[WHAT YOU ARE ASKED TO DO] Only lines with the string "spalatorie" matter here; gather them from the material below.

+++ ITEMS +++

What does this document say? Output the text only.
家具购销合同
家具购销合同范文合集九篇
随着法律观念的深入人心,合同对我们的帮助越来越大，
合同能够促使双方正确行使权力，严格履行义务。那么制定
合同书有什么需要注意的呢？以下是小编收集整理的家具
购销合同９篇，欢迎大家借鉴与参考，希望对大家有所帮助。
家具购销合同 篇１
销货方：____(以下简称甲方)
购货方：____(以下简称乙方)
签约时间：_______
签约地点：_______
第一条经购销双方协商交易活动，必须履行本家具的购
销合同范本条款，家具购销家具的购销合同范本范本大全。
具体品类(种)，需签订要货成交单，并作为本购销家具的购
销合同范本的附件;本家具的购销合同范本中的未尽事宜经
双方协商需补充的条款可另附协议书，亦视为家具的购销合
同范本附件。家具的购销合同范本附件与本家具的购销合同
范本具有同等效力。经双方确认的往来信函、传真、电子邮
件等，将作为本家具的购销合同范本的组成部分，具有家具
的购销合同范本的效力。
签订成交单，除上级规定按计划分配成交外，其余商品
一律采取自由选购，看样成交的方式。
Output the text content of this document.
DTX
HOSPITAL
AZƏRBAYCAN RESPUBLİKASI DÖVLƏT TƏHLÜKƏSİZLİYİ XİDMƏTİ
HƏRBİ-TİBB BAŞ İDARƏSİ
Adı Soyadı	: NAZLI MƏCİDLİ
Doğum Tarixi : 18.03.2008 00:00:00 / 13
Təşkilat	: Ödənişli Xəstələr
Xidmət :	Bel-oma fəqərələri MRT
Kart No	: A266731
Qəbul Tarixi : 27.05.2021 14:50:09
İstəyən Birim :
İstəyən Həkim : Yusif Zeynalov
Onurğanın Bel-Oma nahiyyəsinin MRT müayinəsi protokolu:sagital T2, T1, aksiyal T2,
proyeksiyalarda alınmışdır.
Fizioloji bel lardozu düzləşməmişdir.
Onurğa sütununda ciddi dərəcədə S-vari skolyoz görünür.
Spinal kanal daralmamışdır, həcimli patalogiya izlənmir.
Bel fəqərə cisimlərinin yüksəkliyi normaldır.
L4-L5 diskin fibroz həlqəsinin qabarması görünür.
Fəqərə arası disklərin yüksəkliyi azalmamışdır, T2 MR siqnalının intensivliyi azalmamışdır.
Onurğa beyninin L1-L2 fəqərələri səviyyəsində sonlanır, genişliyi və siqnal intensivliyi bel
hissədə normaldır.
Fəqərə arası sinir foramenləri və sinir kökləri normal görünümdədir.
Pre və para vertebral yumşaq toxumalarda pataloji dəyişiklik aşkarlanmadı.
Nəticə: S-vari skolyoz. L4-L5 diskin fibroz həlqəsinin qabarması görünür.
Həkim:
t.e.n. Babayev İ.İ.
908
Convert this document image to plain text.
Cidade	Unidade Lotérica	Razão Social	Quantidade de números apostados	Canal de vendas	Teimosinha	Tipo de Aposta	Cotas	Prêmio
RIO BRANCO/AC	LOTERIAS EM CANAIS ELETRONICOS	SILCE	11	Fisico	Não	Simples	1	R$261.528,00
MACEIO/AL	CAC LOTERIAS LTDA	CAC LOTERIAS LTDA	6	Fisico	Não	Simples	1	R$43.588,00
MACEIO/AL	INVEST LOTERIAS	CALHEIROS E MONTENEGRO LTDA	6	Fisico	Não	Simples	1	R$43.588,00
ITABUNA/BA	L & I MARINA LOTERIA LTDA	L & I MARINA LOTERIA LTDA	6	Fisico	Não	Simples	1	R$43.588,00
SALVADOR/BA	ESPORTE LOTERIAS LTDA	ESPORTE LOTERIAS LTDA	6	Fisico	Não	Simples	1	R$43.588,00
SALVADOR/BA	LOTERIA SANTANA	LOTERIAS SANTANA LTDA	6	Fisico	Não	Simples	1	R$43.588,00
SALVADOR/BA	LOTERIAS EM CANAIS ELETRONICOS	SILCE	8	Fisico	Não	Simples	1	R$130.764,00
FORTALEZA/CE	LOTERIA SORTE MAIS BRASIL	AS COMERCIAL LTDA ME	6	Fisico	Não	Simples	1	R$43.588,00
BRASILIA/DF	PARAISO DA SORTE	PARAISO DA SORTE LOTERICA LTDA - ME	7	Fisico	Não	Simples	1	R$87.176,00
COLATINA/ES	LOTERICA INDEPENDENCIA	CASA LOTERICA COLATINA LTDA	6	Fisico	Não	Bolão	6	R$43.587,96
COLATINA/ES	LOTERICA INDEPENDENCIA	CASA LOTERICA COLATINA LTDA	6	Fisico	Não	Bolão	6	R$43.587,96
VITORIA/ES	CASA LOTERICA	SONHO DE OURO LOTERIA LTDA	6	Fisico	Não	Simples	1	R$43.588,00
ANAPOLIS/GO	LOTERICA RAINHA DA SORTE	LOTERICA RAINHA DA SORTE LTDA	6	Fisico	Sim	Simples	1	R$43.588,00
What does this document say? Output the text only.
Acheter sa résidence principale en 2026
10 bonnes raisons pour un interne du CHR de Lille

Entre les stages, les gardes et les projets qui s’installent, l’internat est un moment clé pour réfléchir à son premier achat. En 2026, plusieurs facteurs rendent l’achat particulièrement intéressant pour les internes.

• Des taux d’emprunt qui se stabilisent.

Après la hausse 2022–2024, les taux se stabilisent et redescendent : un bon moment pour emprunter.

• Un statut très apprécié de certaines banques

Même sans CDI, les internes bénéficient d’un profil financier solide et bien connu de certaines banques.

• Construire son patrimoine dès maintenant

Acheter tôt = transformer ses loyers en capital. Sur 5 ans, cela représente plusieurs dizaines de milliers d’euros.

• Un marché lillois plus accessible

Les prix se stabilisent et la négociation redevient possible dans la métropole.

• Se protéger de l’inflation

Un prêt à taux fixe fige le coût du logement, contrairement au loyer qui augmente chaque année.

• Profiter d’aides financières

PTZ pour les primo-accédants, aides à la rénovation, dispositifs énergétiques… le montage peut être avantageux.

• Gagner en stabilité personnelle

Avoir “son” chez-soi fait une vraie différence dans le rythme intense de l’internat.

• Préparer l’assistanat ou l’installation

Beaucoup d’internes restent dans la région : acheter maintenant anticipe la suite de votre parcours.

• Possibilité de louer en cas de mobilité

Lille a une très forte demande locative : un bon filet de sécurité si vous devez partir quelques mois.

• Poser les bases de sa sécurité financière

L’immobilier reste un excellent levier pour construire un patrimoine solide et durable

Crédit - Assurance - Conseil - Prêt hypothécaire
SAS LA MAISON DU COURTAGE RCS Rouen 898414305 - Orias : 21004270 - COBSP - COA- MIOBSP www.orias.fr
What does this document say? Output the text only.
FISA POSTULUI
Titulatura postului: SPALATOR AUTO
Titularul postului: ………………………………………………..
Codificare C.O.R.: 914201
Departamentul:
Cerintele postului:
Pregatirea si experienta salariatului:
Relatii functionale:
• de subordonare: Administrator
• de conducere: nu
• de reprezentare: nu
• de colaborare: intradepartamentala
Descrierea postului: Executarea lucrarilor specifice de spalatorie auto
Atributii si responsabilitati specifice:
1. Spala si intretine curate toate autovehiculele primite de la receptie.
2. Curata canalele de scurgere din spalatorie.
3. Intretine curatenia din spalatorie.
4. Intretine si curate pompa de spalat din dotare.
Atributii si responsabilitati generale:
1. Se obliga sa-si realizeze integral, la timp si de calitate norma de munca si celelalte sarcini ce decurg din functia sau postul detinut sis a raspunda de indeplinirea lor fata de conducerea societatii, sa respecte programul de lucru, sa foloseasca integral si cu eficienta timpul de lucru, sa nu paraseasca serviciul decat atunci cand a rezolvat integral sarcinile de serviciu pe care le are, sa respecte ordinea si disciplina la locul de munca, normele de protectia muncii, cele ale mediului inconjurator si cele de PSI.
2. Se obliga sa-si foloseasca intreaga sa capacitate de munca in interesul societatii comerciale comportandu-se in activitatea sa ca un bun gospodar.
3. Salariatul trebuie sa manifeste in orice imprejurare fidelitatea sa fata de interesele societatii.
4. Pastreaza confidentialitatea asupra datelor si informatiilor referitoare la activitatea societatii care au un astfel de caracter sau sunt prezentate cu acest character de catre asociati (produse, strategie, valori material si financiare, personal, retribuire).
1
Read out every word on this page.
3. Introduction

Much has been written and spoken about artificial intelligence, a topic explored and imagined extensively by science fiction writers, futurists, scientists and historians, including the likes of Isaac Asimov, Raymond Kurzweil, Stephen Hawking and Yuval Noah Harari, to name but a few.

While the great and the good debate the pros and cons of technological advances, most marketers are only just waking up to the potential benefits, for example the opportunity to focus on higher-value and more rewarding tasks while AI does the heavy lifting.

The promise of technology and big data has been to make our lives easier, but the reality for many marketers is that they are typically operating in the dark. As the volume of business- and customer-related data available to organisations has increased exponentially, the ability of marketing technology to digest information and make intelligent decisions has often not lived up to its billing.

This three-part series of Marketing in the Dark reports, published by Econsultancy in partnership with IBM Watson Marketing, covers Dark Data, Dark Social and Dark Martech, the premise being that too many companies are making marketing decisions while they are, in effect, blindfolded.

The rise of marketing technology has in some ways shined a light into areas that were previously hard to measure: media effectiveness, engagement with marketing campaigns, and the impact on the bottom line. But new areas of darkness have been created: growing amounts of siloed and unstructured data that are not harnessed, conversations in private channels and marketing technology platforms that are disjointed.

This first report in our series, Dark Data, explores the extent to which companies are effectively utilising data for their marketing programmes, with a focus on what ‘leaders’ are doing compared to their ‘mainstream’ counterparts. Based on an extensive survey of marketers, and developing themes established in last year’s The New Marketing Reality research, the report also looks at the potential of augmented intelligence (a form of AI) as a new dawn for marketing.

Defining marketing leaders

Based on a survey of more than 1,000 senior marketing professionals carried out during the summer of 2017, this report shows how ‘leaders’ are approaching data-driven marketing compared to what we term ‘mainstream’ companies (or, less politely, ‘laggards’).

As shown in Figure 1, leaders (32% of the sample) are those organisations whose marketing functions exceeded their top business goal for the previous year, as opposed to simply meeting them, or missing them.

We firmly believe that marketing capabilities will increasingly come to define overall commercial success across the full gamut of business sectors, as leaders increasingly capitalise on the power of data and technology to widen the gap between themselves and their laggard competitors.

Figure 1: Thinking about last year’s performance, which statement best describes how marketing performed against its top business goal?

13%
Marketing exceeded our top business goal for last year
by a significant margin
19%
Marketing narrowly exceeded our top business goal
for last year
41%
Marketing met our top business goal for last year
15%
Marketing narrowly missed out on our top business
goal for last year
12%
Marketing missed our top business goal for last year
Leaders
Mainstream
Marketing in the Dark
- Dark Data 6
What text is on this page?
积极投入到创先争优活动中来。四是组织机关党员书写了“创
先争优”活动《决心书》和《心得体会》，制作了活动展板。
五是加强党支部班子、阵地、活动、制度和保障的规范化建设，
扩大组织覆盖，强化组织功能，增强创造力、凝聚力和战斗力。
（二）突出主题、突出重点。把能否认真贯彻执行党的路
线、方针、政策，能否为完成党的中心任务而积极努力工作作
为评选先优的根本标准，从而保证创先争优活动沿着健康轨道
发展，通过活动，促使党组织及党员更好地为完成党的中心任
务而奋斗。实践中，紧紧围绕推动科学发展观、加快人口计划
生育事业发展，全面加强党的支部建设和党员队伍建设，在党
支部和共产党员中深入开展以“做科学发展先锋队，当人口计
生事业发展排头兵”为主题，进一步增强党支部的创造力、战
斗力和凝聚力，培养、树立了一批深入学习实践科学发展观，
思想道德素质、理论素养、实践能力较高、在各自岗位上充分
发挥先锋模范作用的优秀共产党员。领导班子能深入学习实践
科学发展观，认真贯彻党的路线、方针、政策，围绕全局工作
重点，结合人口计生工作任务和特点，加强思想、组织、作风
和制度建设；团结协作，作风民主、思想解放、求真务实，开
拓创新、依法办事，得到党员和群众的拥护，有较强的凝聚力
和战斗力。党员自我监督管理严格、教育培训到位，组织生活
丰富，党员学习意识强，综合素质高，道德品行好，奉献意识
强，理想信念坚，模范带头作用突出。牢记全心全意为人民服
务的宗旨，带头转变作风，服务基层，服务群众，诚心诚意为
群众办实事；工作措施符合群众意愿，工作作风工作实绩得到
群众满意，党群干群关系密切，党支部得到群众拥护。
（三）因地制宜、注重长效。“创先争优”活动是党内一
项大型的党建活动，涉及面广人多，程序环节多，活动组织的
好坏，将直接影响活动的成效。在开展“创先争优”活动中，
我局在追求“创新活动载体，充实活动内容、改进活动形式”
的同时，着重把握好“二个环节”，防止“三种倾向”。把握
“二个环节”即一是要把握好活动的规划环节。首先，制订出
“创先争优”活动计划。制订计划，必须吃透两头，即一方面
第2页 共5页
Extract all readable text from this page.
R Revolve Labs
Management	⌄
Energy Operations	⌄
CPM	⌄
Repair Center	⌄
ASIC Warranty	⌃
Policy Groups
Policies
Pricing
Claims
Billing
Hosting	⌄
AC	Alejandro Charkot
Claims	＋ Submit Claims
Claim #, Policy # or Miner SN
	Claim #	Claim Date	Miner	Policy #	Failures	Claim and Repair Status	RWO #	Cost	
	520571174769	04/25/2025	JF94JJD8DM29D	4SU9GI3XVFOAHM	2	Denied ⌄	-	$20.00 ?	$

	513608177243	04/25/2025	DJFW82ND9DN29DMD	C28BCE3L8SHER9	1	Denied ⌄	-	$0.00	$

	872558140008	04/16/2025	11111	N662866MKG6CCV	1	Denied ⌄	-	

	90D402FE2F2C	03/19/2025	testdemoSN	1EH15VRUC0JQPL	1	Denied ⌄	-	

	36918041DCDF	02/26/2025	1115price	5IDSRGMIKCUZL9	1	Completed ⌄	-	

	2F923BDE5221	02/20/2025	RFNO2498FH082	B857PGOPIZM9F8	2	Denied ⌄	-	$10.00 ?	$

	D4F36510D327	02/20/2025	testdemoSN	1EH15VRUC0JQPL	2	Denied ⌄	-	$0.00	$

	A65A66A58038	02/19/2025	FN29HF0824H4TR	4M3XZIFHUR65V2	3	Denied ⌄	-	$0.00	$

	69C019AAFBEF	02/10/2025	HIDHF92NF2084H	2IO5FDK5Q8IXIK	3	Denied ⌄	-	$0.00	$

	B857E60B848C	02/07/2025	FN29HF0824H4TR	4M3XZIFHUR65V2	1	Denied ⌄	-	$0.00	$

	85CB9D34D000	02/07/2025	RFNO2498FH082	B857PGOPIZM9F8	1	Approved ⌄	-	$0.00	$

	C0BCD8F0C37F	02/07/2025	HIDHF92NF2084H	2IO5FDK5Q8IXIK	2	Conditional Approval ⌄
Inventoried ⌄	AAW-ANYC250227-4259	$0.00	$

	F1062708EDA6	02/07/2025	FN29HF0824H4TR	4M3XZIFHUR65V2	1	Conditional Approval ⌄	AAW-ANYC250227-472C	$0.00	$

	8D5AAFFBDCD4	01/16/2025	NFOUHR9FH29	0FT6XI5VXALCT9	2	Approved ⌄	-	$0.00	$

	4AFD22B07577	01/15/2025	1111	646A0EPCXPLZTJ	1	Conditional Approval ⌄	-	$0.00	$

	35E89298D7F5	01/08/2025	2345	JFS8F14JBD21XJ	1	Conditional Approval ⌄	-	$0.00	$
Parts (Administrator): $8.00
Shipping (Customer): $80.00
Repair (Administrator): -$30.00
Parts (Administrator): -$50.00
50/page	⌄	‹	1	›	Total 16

+++

[OUTPUT FOR THIS EXERCISE]
Descrierea postului: Executarea lucrarilor specifice de spalatorie auto
2. Curata canalele de scurgere din spalatorie.
3. Intretine curatenia din spalatorie.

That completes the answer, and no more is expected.